> _WHAT THE TASK ASKS_
Scan the lines below for the string "feet" and copy every one that has it.

> _RECORDS PROVIDED_
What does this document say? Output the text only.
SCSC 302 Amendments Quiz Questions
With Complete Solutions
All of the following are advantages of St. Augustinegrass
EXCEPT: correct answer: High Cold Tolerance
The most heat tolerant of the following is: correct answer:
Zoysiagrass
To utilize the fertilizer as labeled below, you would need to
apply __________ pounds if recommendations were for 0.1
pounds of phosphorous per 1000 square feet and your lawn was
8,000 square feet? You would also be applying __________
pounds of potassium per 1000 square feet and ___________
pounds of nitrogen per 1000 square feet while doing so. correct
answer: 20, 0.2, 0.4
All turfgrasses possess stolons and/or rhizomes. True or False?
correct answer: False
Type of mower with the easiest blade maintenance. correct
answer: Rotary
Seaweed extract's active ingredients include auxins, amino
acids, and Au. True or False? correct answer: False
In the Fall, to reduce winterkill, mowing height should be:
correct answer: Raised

> _EXERCISE ANSWER_
pounds of phosphorous per 1000 square feet and your lawn was
8,000 square feet? You would also be applying __________
pounds of potassium per 1000 square feet and ___________
pounds of nitrogen per 1000 square feet while doing so. correct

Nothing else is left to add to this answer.